### Problem to work on
Produce a verbatim copy of the entries listed below.

[Records from a collection of figures]
>>
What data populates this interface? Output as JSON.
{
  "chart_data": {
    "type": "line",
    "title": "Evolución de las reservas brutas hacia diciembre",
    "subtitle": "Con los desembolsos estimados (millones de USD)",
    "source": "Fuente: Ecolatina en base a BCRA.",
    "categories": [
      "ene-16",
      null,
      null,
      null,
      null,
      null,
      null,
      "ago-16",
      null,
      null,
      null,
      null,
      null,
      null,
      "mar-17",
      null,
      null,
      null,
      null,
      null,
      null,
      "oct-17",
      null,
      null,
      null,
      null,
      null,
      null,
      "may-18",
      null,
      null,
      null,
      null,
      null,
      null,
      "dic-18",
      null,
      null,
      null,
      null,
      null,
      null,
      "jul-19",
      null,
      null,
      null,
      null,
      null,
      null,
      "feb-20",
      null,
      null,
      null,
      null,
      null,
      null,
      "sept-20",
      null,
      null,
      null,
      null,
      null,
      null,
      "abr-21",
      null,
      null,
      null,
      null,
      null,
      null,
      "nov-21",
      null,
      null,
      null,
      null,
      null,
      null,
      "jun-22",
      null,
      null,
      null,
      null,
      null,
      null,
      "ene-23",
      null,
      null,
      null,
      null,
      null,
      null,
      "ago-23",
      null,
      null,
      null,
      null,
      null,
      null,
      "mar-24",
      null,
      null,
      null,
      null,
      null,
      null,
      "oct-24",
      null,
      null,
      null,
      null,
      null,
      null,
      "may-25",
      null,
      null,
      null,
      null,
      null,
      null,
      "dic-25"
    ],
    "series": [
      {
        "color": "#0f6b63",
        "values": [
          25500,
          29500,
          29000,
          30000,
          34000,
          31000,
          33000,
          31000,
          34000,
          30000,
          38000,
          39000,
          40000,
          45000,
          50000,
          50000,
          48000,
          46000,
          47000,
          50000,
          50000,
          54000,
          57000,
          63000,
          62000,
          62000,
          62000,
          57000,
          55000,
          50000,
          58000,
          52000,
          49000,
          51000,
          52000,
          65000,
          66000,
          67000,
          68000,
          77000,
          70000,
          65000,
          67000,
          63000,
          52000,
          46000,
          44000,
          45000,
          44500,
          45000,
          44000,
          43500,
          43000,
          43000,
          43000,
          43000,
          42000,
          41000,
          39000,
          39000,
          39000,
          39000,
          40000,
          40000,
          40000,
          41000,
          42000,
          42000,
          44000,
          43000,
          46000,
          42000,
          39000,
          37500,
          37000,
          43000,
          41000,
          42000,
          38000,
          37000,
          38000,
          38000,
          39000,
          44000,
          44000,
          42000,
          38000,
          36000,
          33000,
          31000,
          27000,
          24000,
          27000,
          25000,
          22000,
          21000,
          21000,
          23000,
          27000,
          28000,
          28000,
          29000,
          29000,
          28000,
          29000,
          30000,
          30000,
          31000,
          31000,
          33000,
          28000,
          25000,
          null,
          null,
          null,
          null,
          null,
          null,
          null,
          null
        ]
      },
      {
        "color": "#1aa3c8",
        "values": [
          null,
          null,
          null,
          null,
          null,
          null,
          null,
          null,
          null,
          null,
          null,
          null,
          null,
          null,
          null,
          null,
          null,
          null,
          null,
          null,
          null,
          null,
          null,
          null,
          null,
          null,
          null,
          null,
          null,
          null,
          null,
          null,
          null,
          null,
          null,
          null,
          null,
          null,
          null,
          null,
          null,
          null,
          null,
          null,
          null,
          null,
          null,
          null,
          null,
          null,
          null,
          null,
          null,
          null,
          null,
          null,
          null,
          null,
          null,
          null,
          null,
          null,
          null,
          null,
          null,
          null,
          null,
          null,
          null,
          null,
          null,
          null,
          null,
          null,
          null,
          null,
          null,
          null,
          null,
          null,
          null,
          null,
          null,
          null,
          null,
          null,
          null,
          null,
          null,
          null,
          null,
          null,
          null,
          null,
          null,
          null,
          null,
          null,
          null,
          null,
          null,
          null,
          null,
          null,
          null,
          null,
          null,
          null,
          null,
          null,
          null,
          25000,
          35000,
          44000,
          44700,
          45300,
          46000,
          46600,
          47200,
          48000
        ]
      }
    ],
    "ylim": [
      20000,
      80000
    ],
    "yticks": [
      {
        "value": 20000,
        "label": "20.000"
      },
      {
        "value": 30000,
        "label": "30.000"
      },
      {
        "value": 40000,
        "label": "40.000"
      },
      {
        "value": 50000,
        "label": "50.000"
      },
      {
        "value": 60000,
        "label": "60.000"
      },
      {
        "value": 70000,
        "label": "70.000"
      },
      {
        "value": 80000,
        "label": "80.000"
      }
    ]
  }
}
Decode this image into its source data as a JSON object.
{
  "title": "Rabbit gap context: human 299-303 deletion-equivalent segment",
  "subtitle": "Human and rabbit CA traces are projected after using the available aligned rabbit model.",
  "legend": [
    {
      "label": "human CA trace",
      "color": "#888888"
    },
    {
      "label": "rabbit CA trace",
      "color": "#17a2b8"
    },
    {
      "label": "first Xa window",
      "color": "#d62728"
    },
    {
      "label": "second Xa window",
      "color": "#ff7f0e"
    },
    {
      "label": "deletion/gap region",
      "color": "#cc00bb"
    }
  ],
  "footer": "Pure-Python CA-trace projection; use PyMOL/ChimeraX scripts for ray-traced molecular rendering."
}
<<
### Output of the exercise
What data populates this interface? Output as JSON.
{
  "chart_data": {
    "type": "line",
    "title": "Evolución de las reservas brutas hacia diciembre",
    "subtitle": "Con los desembolsos estimados (millones de USD)",
    "source": "Fuente: Ecolatina en base a BCRA.",
    "categories": [
      "ene-16",
      null,
      null,
      null,
      null,
      null,
      null,
      "ago-16",
      null,
      null,
      null,
      null,
      null,
      null,
      "mar-17",
      null,
      null,
      null,
      null,
      null,
      null,
      "oct-17",
      null,
      null,
      null,
      null,
      null,
      null,
      "may-18",
      null,
      null,
      null,
      null,
      null,
      null,
      "dic-18",
      null,
      null,
      null,
      null,
      null,
      null,
      "jul-19",
      null,
      null,
      null,
      null,
      null,
      null,
      "feb-20",
      null,
      null,
      null,
      null,
      null,
      null,
      "sept-20",
      null,
      null,
      null,
      null,
      null,
      null,
      "abr-21",
      null,
      null,
      null,
      null,
      null,
      null,
      "nov-21",
      null,
      null,
      null,
      null,
      null,
      null,
      "jun-22",
      null,
      null,
      null,
      null,
      null,
      null,
      "ene-23",
      null,
      null,
      null,
      null,
      null,
      null,
      "ago-23",
      null,
      null,
      null,
      null,
      null,
      null,
      "mar-24",
      null,
      null,
      null,
      null,
      null,
      null,
      "oct-24",
      null,
      null,
      null,
      null,
      null,
      null,
      "may-25",
      null,
      null,
      null,
      null,
      null,
      null,
      "dic-25"
    ],
    "series": [
      {
        "color": "#0f6b63",
        "values": [
          25500,
          29500,
          29000,
          30000,
          34000,
          31000,
          33000,
          31000,
          34000,
          30000,
          38000,
          39000,
          40000,
          45000,
          50000,
          50000,
          48000,
          46000,
          47000,
          50000,
          50000,
          54000,
          57000,
          63000,
          62000,
          62000,
          62000,
          57000,
          55000,
          50000,
          58000,
          52000,
          49000,
          51000,
          52000,
          65000,
          66000,
          67000,
          68000,
          77000,
          70000,
          65000,
          67000,
          63000,
          52000,
          46000,
          44000,
          45000,
          44500,
          45000,
          44000,
          43500,
          43000,
          43000,
          43000,
          43000,
          42000,
          41000,
          39000,
          39000,
          39000,
          39000,
          40000,
          40000,
          40000,
          41000,
          42000,
          42000,
          44000,
          43000,
          46000,
          42000,
          39000,
          37500,
          37000,
          43000,
          41000,
          42000,
          38000,
          37000,
          38000,
          38000,
          39000,
          44000,
          44000,
          42000,
          38000,
          36000,
          33000,
          31000,
          27000,
          24000,
          27000,
          25000,
          22000,
          21000,
          21000,
          23000,
          27000,
          28000,
          28000,
          29000,
          29000,
          28000,
          29000,
          30000,
          30000,
          31000,
          31000,
          33000,
          28000,
          25000,
          null,
          null,
          null,
          null,
          null,
          null,
          null,
          null
        ]
      },
      {
        "color": "#1aa3c8",
        "values": [
          null,
          null,
          null,
          null,
          null,
          null,
          null,
          null,
          null,
          null,
          null,
          null,
          null,
          null,
          null,
          null,
          null,
          null,
          null,
          null,
          null,
          null,
          null,
          null,
          null,
          null,
          null,
          null,
          null,
          null,
          null,
          null,
          null,
          null,
          null,
          null,
          null,
          null,
          null,
          null,
          null,
          null,
          null,
          null,
          null,
          null,
          null,
          null,
          null,
          null,
          null,
          null,
          null,
          null,
          null,
          null,
          null,
          null,
          null,
          null,
          null,
          null,
          null,
          null,
          null,
          null,
          null,
          null,
          null,
          null,
          null,
          null,
          null,
          null,
          null,
          null,
          null,
          null,
          null,
          null,
          null,
          null,
          null,
          null,
          null,
          null,
          null,
          null,
          null,
          null,
          null,
          null,
          null,
          null,
          null,
          null,
          null,
          null,
          null,
          null,
          null,
          null,
          null,
          null,
          null,
          null,
          null,
          null,
          null,
          null,
          null,
          25000,
          35000,
          44000,
          44700,
          45300,
          46000,
          46600,
          47200,
          48000
        ]
      }
    ],
    "ylim": [
      20000,
      80000
    ],
    "yticks": [
      {
        "value": 20000,
        "label": "20.000"
      },
      {
        "value": 30000,
        "label": "30.000"
      },
      {
        "value": 40000,
        "label": "40.000"
      },
      {
        "value": 50000,
        "label": "50.000"
      },
      {
        "value": 60000,
        "label": "60.000"
      },
      {
        "value": 70000,
        "label": "70.000"
      },
      {
        "value": 80000,
        "label": "80.000"
      }
    ]
  }
}
Decode this image into its source data as a JSON object.
{
  "title": "Rabbit gap context: human 299-303 deletion-equivalent segment",
  "subtitle": "Human and rabbit CA traces are projected after using the available aligned rabbit model.",
  "legend": [
    {
      "label": "human CA trace",
      "color": "#888888"
    },
    {
      "label": "rabbit CA trace",
      "color": "#17a2b8"
    },
    {
      "label": "first Xa window",
      "color": "#d62728"
    },
    {
      "label": "second Xa window",
      "color": "#ff7f0e"
    },
    {
      "label": "deletion/gap region",
      "color": "#cc00bb"
    }
  ],
  "footer": "Pure-Python CA-trace projection; use PyMOL/ChimeraX scripts for ray-traced molecular rendering."
}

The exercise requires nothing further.